### Stated task
Copy every line of the data that contains the string "ordinaires".
── Dataset content ──
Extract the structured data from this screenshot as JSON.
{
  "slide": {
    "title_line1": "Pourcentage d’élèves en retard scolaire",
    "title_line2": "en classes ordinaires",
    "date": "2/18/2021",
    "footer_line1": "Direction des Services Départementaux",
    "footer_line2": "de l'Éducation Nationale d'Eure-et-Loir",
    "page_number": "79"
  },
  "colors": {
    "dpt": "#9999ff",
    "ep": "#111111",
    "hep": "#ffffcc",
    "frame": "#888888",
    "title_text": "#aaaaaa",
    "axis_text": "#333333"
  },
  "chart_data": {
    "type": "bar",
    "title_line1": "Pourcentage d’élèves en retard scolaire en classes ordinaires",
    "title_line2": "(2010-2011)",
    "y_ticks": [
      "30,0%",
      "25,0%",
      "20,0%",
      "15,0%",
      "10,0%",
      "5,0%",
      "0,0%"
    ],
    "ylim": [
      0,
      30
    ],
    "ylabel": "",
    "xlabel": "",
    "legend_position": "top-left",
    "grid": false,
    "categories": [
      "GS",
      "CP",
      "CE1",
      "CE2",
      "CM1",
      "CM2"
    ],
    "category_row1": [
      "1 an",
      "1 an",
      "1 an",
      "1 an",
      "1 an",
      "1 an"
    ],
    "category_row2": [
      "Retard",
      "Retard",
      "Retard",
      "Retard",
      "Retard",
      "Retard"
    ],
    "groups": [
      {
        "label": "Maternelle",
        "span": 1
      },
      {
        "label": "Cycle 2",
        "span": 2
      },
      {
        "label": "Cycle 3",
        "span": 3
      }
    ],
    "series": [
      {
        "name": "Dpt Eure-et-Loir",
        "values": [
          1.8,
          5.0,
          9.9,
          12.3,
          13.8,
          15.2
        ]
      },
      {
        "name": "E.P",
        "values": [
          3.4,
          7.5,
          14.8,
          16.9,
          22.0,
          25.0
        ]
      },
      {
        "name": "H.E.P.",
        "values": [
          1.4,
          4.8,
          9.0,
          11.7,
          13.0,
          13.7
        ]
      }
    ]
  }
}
───
### The result
    "title_line2": "en classes ordinaires",
    "title_line1": "Pourcentage d’élèves en retard scolaire en classes ordinaires",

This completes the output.